#### PROVIDED RECORDS ####
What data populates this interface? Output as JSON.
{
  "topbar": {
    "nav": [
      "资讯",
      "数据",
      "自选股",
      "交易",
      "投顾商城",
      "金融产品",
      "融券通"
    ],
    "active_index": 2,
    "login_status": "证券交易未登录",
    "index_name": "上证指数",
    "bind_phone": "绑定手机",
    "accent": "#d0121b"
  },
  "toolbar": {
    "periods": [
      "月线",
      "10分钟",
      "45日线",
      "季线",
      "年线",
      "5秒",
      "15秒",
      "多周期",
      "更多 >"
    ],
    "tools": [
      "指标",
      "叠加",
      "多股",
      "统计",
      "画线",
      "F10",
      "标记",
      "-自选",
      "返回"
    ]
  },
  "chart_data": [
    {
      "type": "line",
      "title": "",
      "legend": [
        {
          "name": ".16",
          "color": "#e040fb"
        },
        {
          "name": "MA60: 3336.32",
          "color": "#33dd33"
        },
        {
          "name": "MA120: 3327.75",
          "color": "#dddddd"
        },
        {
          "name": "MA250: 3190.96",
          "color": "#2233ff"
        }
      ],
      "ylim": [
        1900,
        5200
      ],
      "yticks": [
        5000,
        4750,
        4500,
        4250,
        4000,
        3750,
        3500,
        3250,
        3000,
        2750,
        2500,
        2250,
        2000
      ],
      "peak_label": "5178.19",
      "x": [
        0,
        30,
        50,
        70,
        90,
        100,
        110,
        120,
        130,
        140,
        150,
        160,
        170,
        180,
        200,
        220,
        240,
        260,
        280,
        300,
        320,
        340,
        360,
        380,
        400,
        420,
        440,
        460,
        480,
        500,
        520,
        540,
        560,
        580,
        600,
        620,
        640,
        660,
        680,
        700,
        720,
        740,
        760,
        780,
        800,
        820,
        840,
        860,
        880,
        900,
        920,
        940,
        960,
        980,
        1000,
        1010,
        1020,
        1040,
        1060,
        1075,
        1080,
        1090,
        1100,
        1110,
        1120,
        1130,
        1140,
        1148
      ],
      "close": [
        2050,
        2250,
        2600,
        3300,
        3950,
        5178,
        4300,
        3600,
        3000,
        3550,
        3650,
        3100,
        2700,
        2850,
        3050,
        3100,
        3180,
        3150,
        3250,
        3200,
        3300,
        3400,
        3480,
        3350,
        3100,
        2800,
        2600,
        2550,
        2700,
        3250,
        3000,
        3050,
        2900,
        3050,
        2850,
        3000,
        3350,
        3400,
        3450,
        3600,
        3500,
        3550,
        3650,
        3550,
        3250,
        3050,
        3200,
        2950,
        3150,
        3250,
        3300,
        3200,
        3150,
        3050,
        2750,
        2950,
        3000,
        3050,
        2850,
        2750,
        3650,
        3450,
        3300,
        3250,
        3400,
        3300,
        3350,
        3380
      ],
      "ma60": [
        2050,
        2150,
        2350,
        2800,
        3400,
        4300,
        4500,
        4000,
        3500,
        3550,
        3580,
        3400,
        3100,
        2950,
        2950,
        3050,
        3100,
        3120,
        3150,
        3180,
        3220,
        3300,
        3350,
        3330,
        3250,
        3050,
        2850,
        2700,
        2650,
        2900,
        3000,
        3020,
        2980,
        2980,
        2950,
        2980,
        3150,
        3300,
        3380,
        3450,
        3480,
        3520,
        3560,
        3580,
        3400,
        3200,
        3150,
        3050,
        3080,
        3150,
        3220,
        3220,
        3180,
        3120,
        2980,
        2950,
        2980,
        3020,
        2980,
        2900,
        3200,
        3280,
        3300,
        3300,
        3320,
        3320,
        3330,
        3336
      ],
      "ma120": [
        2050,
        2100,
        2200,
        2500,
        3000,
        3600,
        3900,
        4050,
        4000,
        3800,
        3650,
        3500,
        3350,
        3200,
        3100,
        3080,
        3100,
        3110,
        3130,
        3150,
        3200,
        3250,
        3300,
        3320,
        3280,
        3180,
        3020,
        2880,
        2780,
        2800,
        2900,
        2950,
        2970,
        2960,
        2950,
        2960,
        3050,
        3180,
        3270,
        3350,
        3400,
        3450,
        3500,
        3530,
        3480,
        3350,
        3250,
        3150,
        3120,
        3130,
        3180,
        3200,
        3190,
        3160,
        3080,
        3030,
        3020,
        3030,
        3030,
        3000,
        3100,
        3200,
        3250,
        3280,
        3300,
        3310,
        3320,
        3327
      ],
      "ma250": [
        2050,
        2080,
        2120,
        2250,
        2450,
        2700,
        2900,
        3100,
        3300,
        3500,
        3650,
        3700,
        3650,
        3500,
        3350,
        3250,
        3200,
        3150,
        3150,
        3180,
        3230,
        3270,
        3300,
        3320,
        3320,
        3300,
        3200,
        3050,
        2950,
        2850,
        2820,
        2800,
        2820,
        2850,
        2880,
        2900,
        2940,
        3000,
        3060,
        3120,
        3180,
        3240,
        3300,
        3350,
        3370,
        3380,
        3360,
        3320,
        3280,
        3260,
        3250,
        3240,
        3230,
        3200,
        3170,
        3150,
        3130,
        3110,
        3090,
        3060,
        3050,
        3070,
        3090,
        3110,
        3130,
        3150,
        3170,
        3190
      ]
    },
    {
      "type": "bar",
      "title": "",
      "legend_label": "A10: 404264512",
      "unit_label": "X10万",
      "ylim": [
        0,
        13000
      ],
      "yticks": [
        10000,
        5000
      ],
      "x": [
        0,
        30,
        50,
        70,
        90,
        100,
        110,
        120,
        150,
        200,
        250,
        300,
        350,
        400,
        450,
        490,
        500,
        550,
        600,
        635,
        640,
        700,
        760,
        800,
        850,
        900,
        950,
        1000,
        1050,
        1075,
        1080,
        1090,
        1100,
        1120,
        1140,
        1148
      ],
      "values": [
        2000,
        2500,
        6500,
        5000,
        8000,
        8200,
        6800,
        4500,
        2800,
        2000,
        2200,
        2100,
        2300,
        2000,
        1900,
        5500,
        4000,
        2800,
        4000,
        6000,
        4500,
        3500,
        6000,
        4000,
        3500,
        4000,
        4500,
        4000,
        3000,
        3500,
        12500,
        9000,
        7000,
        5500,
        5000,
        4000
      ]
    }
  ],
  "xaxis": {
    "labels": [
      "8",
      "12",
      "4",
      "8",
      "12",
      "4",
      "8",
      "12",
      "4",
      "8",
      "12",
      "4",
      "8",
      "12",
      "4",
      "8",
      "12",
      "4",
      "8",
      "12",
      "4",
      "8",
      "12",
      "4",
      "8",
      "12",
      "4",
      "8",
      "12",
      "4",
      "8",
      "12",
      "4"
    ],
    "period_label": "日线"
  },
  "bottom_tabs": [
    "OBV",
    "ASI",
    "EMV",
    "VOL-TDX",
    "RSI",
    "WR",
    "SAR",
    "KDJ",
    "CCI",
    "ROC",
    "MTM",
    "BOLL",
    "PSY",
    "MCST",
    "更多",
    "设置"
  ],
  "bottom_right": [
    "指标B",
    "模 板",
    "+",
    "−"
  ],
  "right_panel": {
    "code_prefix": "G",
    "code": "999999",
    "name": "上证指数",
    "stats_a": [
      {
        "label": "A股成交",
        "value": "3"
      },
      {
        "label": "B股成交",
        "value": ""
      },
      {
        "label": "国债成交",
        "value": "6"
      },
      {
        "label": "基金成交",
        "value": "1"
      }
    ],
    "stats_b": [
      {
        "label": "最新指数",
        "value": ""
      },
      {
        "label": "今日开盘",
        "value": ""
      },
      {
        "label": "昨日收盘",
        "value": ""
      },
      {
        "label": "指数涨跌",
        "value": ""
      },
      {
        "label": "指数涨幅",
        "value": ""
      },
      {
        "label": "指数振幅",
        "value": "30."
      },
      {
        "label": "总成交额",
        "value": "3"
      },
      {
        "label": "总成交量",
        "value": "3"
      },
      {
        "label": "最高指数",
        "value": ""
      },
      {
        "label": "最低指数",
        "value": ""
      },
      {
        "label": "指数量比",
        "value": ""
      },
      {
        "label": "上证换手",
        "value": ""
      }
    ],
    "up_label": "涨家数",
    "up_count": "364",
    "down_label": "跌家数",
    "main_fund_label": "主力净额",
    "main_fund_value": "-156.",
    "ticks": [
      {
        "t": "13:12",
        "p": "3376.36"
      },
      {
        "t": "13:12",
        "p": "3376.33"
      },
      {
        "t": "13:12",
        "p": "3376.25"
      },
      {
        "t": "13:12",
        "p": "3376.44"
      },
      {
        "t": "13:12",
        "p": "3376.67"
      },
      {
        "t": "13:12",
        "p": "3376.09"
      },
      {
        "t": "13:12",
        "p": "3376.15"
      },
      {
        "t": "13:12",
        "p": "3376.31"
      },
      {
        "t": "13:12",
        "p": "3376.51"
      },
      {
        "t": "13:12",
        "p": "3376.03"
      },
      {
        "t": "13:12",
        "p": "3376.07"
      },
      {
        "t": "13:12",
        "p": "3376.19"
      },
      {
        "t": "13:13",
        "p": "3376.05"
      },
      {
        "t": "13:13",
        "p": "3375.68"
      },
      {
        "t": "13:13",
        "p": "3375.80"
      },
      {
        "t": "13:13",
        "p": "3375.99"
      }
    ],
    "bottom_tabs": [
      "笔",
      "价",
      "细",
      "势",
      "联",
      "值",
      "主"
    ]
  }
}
####
PROBLEM STATEMENT »
Copy out all lines where the word "color" appears.

SOLUTION TO THE PROBLEM »
          "color": "#e040fb"
          "color": "#33dd33"
          "color": "#dddddd"
          "color": "#2233ff"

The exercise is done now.